- _Written task_:
Below are some records; give them all again exactly, but not the pictures.

(Saved data entries)
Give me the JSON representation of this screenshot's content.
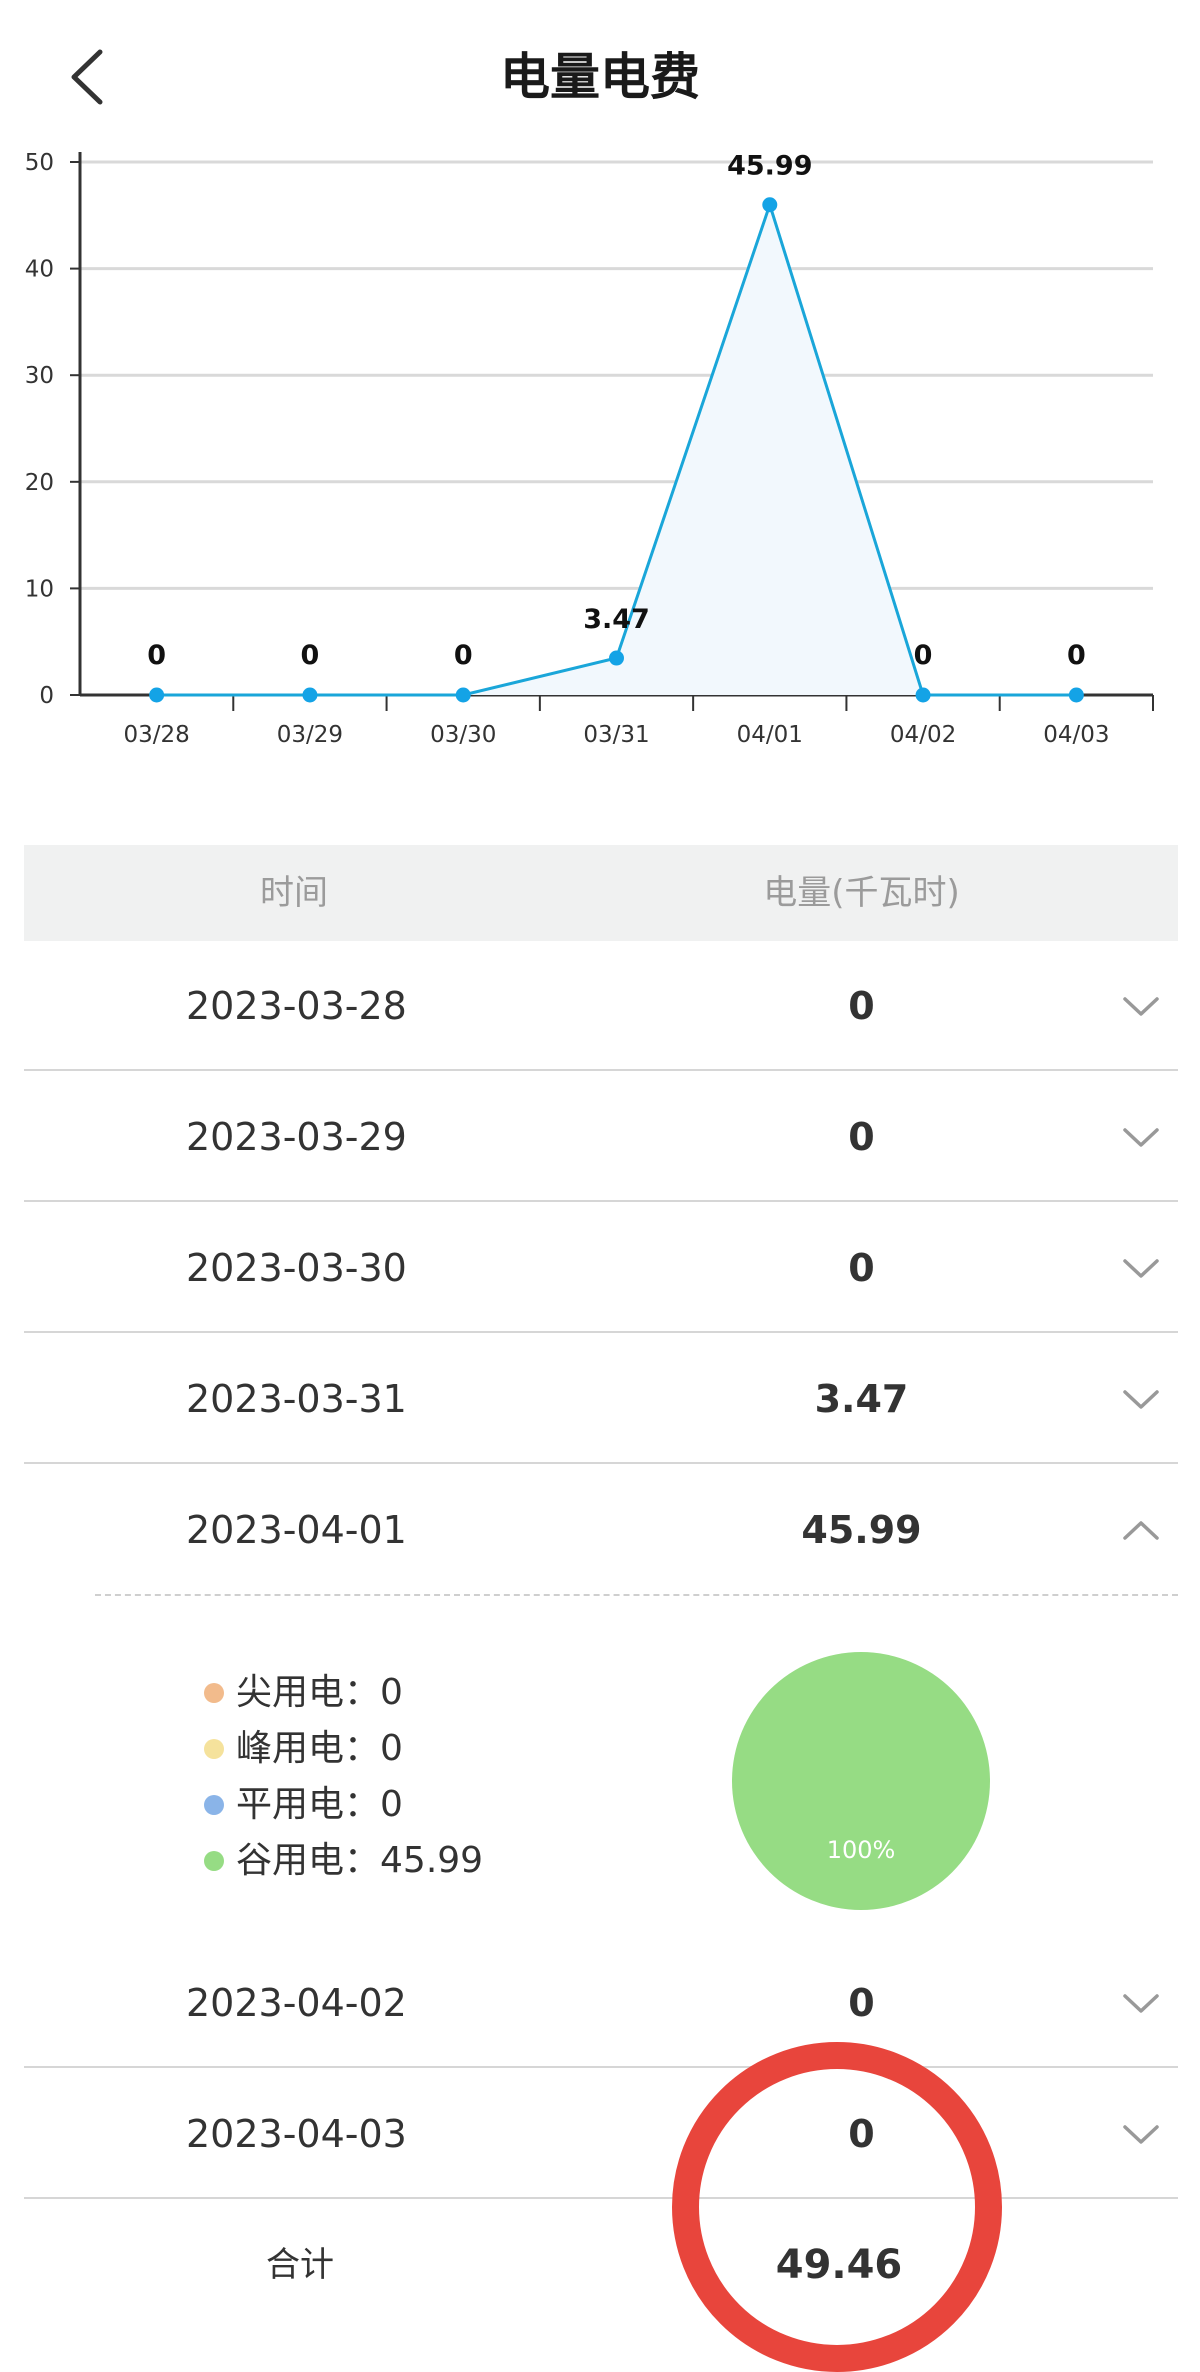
{
  "header": {
    "title": "电量电费"
  },
  "chart_data": {
    "type": "area",
    "categories": [
      "03/28",
      "03/29",
      "03/30",
      "03/31",
      "04/01",
      "04/02",
      "04/03"
    ],
    "values": [
      0,
      0,
      0,
      3.47,
      45.99,
      0,
      0
    ],
    "data_labels": [
      "0",
      "0",
      "0",
      "3.47",
      "45.99",
      "0",
      "0"
    ],
    "y_ticks": [
      0,
      10,
      20,
      30,
      40,
      50
    ],
    "ylim": [
      0,
      50
    ],
    "grid": true,
    "line_color": "#1aa6d9",
    "fill_color": "#f2f8fd",
    "point_color": "#14a3e6"
  },
  "table": {
    "col_time": "时间",
    "col_value": "电量(千瓦时)",
    "rows": [
      {
        "date": "2023-03-28",
        "value": "0"
      },
      {
        "date": "2023-03-29",
        "value": "0"
      },
      {
        "date": "2023-03-30",
        "value": "0"
      },
      {
        "date": "2023-03-31",
        "value": "3.47"
      },
      {
        "date": "2023-04-01",
        "value": "45.99"
      },
      {
        "date": "2023-04-02",
        "value": "0"
      },
      {
        "date": "2023-04-03",
        "value": "0"
      }
    ],
    "expanded_index": 4,
    "total_label": "合计",
    "total_value": "49.46"
  },
  "detail": {
    "legend": [
      {
        "label": "尖用电：",
        "value": "0",
        "color": "#f2bb8c"
      },
      {
        "label": "峰用电：",
        "value": "0",
        "color": "#f5e29c"
      },
      {
        "label": "平用电：",
        "value": "0",
        "color": "#8ab4e8"
      },
      {
        "label": "谷用电：",
        "value": "45.99",
        "color": "#96dc84"
      }
    ],
    "pie_label": "100%",
    "pie_color": "#96dc84"
  },
  "colors": {
    "highlight_ring": "#e8453c"
  }
}
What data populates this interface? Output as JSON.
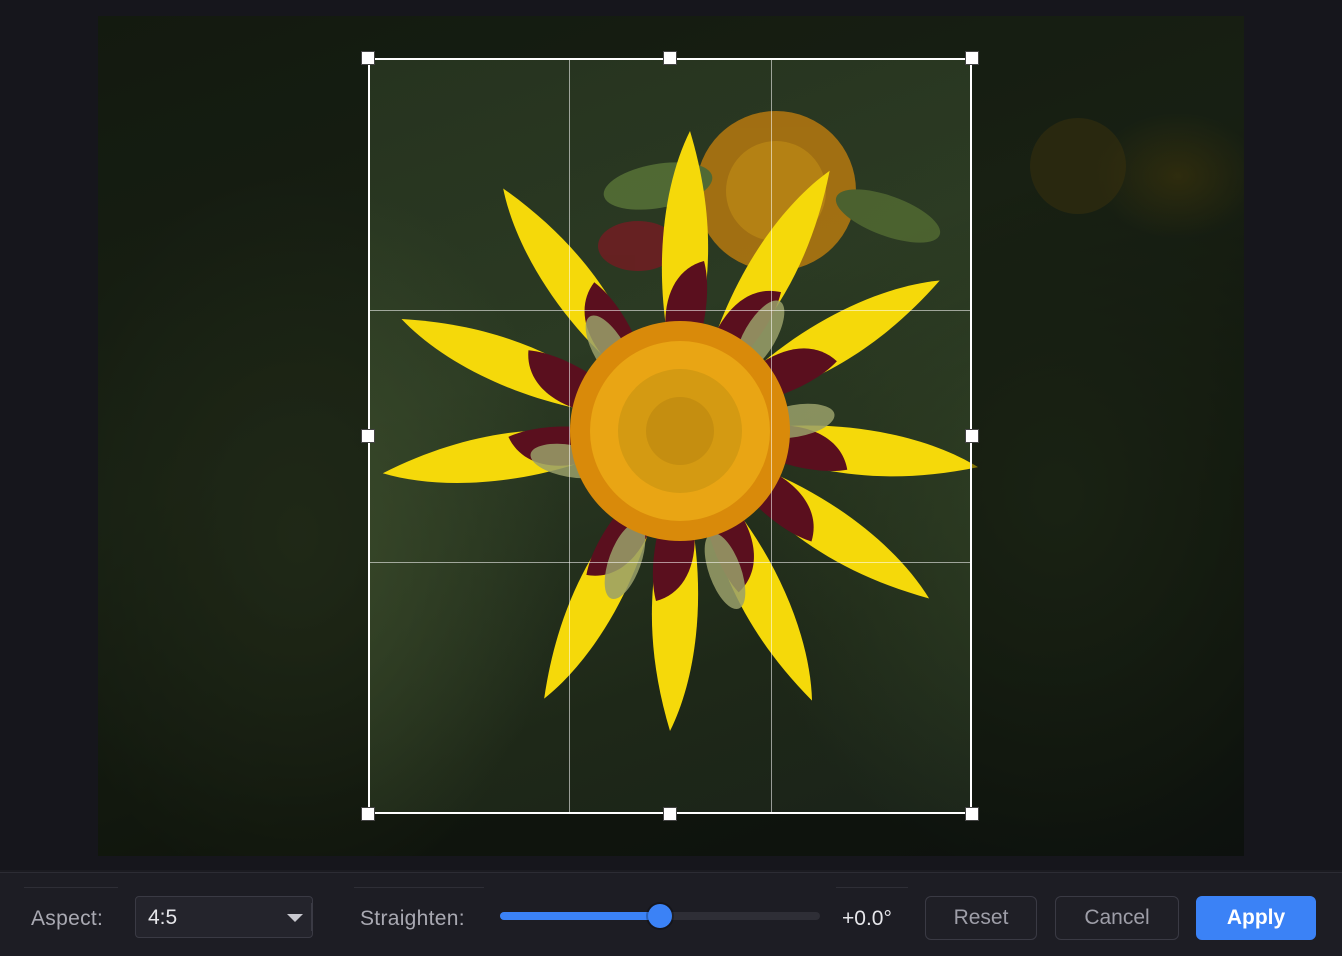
{
  "toolbar": {
    "aspect_label": "Aspect:",
    "aspect_value": "4:5",
    "straighten_label": "Straighten:",
    "straighten_level": 0.5,
    "straighten_value": "+0.0°",
    "reset_label": "Reset",
    "cancel_label": "Cancel",
    "apply_label": "Apply"
  },
  "colors": {
    "accent": "#3b82f6",
    "petal_yellow": "#f5d90a",
    "petal_maroon": "#5a0f1e",
    "center_orange": "#e8a20c"
  },
  "icons": {
    "dropdown": "chevron-down-icon"
  }
}
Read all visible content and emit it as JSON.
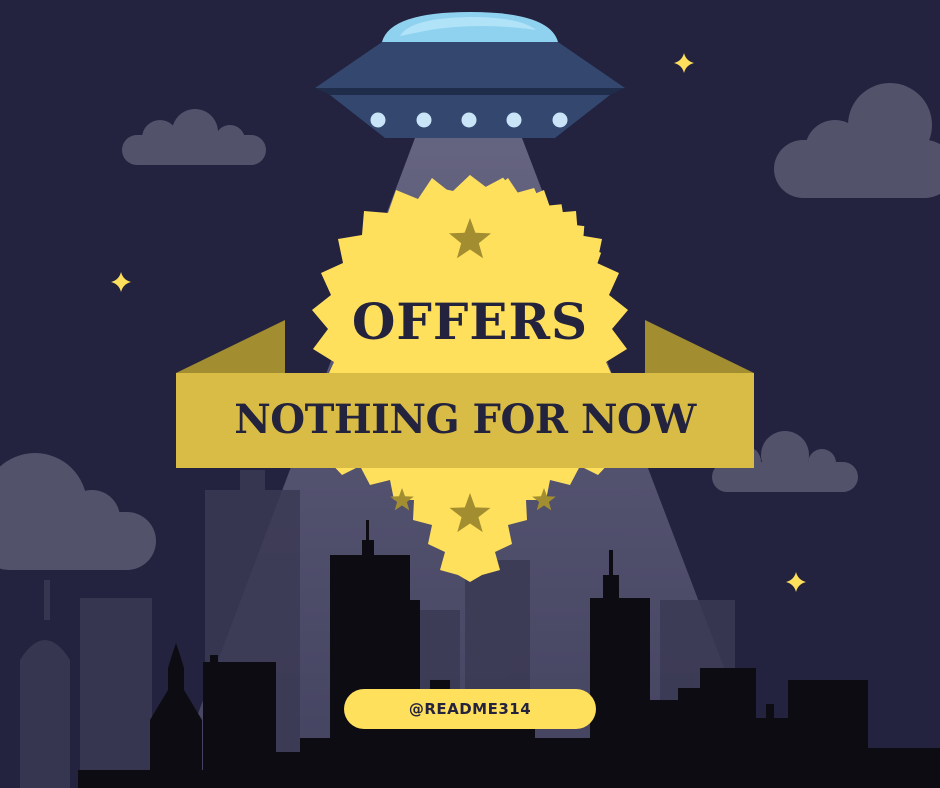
{
  "headline": "OFFERS",
  "banner": "NOTHING FOR NOW",
  "handle": "@README314",
  "colors": {
    "sky": "#23223f",
    "yellow": "#ffe05d",
    "ribbon": "#d8bc45",
    "text": "#24233e",
    "cloud": "#53526b",
    "ufo": "#32456e",
    "dome": "#8fd2f0"
  },
  "icons": [
    "ufo-icon",
    "cloud-icon",
    "sparkle-icon",
    "star-icon",
    "city-skyline"
  ]
}
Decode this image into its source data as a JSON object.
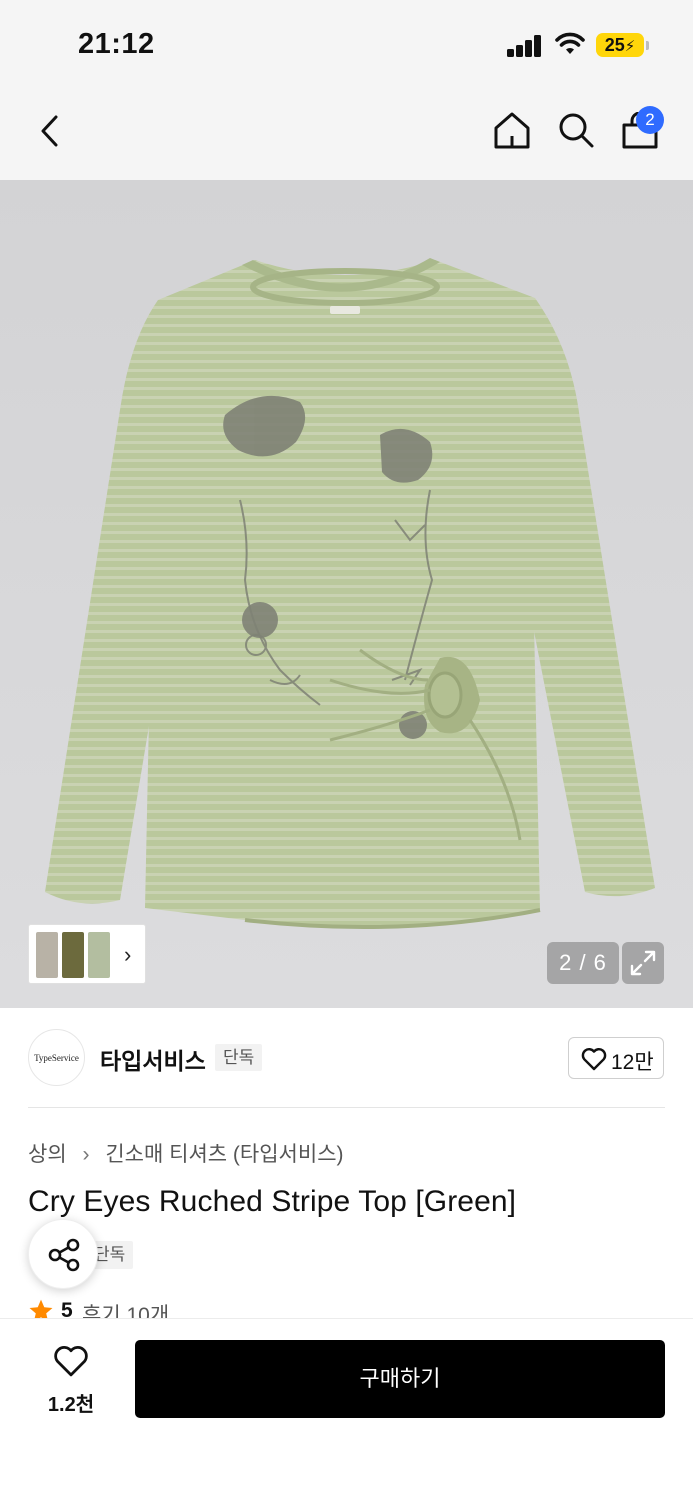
{
  "status_bar": {
    "time": "21:12",
    "battery": "25"
  },
  "header": {
    "cart_count": "2",
    "icons": [
      "back-icon",
      "home-icon",
      "search-icon",
      "shopping-bag-icon"
    ]
  },
  "gallery": {
    "counter": "2 / 6",
    "current_index": 2,
    "total": 6,
    "background_color": "#d6d6d8",
    "garment_color": "#b8c69a"
  },
  "brand": {
    "logo_text": "TypeService",
    "name": "타입서비스",
    "badge": "단독",
    "likes": "12만"
  },
  "breadcrumb": {
    "category": "상의",
    "subcategory": "긴소매 티셔츠 (타입서비스)"
  },
  "product": {
    "title": "Cry Eyes Ruched Stripe Top [Green]",
    "exclusive_tag": "단독",
    "rating": "5",
    "reviews": "후기 10개"
  },
  "bottom_bar": {
    "wish_count": "1.2천",
    "buy_label": "구매하기"
  },
  "colors": {
    "accent_blue": "#2f6bff",
    "battery_yellow": "#ffd60a",
    "star_orange": "#ff8a00",
    "buy_button": "#000000"
  }
}
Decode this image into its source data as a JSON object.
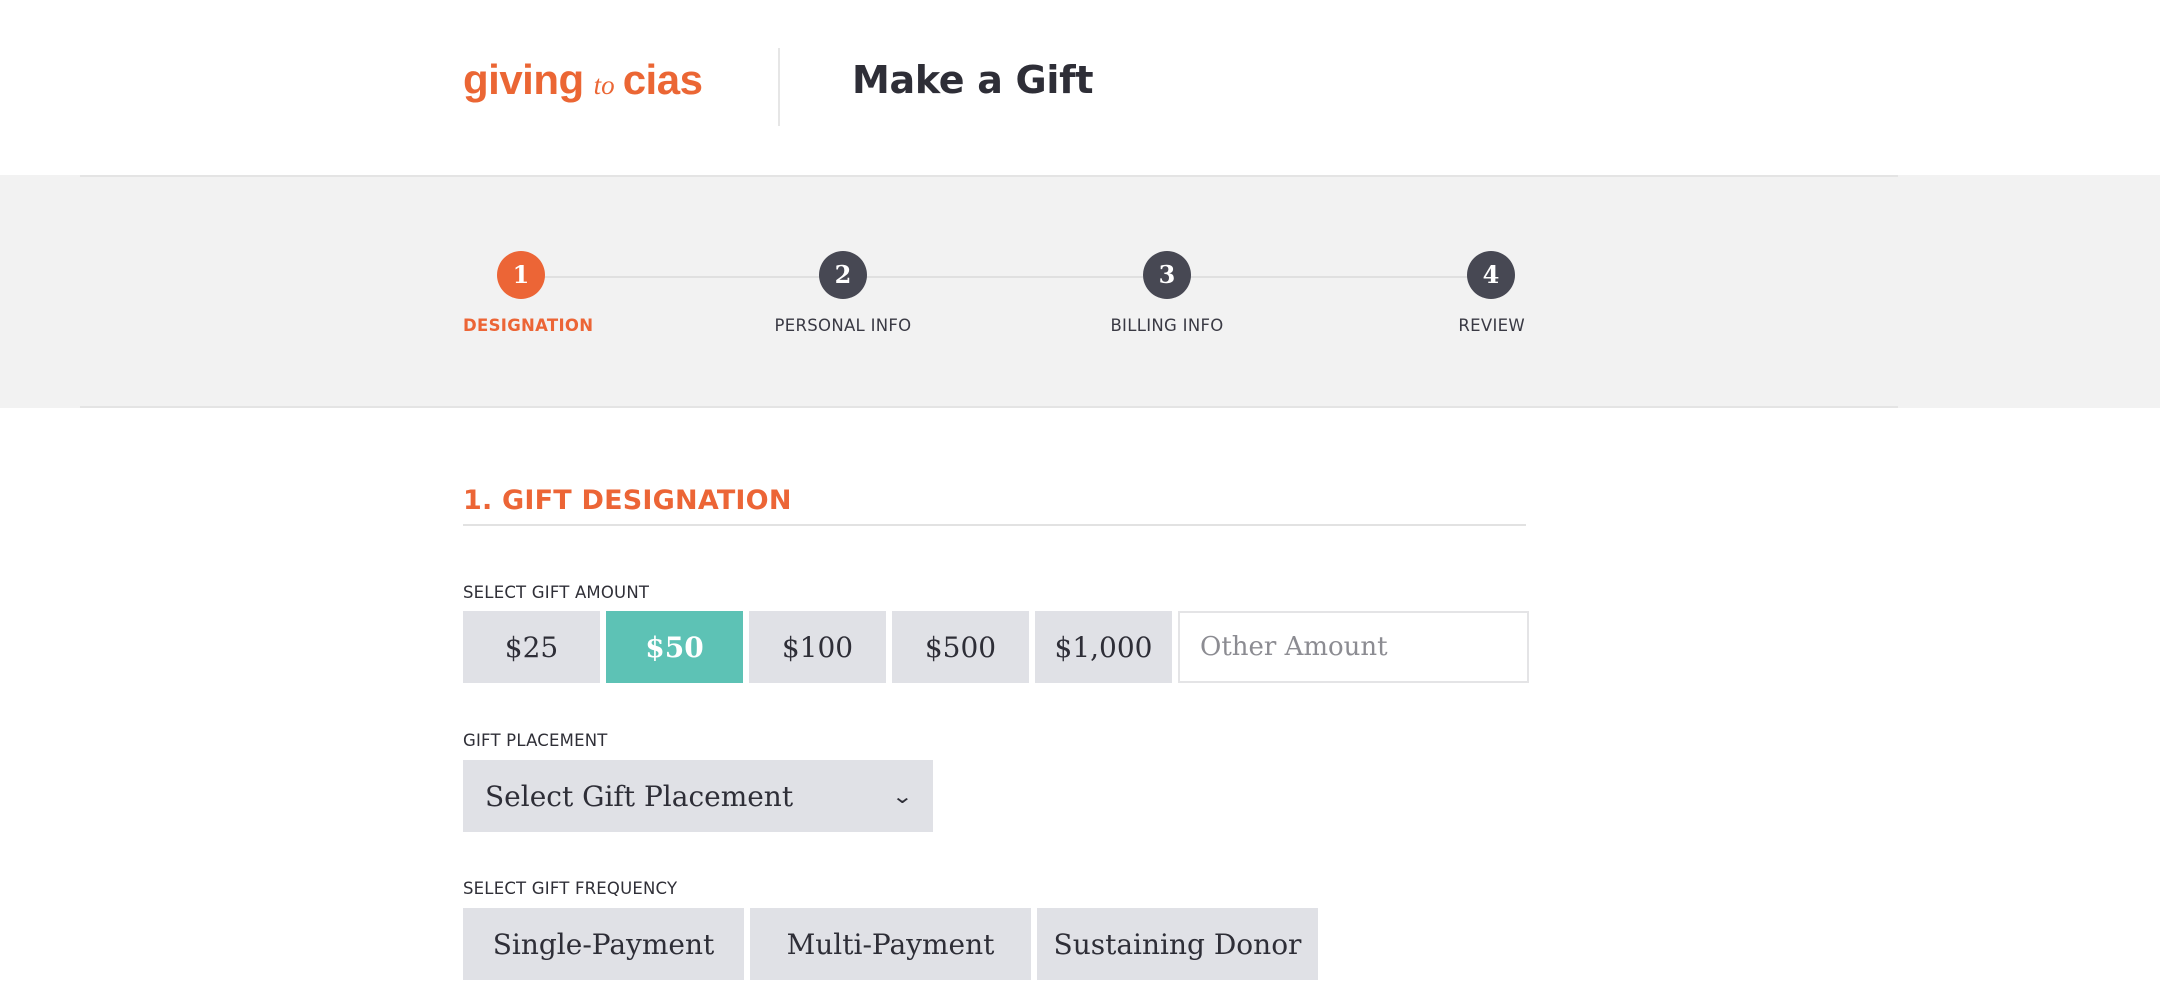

- _Exercise solution_:
Give me the JSON representation of this screenshot's content.
{
  "header": {
    "title": "电量电费"
  },
  "chart_data": {
    "type": "area",
    "categories": [
      "03/28",
      "03/29",
      "03/30",
      "03/31",
      "04/01",
      "04/02",
      "04/03"
    ],
    "values": [
      0,
      0,
      0,
      3.47,
      45.99,
      0,
      0
    ],
    "data_labels": [
      "0",
      "0",
      "0",
      "3.47",
      "45.99",
      "0",
      "0"
    ],
    "y_ticks": [
      0,
      10,
      20,
      30,
      40,
      50
    ],
    "ylim": [
      0,
      50
    ],
    "grid": true,
    "line_color": "#1aa6d9",
    "fill_color": "#f2f8fd",
    "point_color": "#14a3e6"
  },
  "table": {
    "col_time": "时间",
    "col_value": "电量(千瓦时)",
    "rows": [
      {
        "date": "2023-03-28",
        "value": "0"
      },
      {
        "date": "2023-03-29",
        "value": "0"
      },
      {
        "date": "2023-03-30",
        "value": "0"
      },
      {
        "date": "2023-03-31",
        "value": "3.47"
      },
      {
        "date": "2023-04-01",
        "value": "45.99"
      },
      {
        "date": "2023-04-02",
        "value": "0"
      },
      {
        "date": "2023-04-03",
        "value": "0"
      }
    ],
    "expanded_index": 4,
    "total_label": "合计",
    "total_value": "49.46"
  },
  "detail": {
    "legend": [
      {
        "label": "尖用电：",
        "value": "0",
        "color": "#f2bb8c"
      },
      {
        "label": "峰用电：",
        "value": "0",
        "color": "#f5e29c"
      },
      {
        "label": "平用电：",
        "value": "0",
        "color": "#8ab4e8"
      },
      {
        "label": "谷用电：",
        "value": "45.99",
        "color": "#96dc84"
      }
    ],
    "pie_label": "100%",
    "pie_color": "#96dc84"
  },
  "colors": {
    "highlight_ring": "#e8453c"
  }
}
What data populates this interface? Output as JSON.
{
  "toolbar": {
    "aspect_label": "Aspect:",
    "aspect_value": "4:5",
    "straighten_label": "Straighten:",
    "straighten_level": 0.5,
    "straighten_value": "+0.0°",
    "reset_label": "Reset",
    "cancel_label": "Cancel",
    "apply_label": "Apply"
  },
  "colors": {
    "accent": "#3b82f6",
    "petal_yellow": "#f5d90a",
    "petal_maroon": "#5a0f1e",
    "center_orange": "#e8a20c"
  },
  "icons": {
    "dropdown": "chevron-down-icon"
  }
}
Read all visible content and emit it as JSON.
{
  "headline": "OFFERS",
  "banner": "NOTHING FOR NOW",
  "handle": "@README314",
  "colors": {
    "sky": "#23223f",
    "yellow": "#ffe05d",
    "ribbon": "#d8bc45",
    "text": "#24233e",
    "cloud": "#53526b",
    "ufo": "#32456e",
    "dome": "#8fd2f0"
  },
  "icons": [
    "ufo-icon",
    "cloud-icon",
    "sparkle-icon",
    "star-icon",
    "city-skyline"
  ]
}
Decode this image into its source data as a JSON object.
{
  "status_bar": {
    "time": "21:12",
    "battery": "25"
  },
  "header": {
    "cart_count": "2",
    "icons": [
      "back-icon",
      "home-icon",
      "search-icon",
      "shopping-bag-icon"
    ]
  },
  "gallery": {
    "counter": "2 / 6",
    "current_index": 2,
    "total": 6,
    "background_color": "#d6d6d8",
    "garment_color": "#b8c69a"
  },
  "brand": {
    "logo_text": "TypeService",
    "name": "타입서비스",
    "badge": "단독",
    "likes": "12만"
  },
  "breadcrumb": {
    "category": "상의",
    "subcategory": "긴소매 티셔츠 (타입서비스)"
  },
  "product": {
    "title": "Cry Eyes Ruched Stripe Top [Green]",
    "exclusive_tag": "단독",
    "rating": "5",
    "reviews": "후기 10개"
  },
  "bottom_bar": {
    "wish_count": "1.2천",
    "buy_label": "구매하기"
  },
  "colors": {
    "accent_blue": "#2f6bff",
    "battery_yellow": "#ffd60a",
    "star_orange": "#ff8a00",
    "buy_button": "#000000"
  }
}
Decode this image into its source data as a JSON object.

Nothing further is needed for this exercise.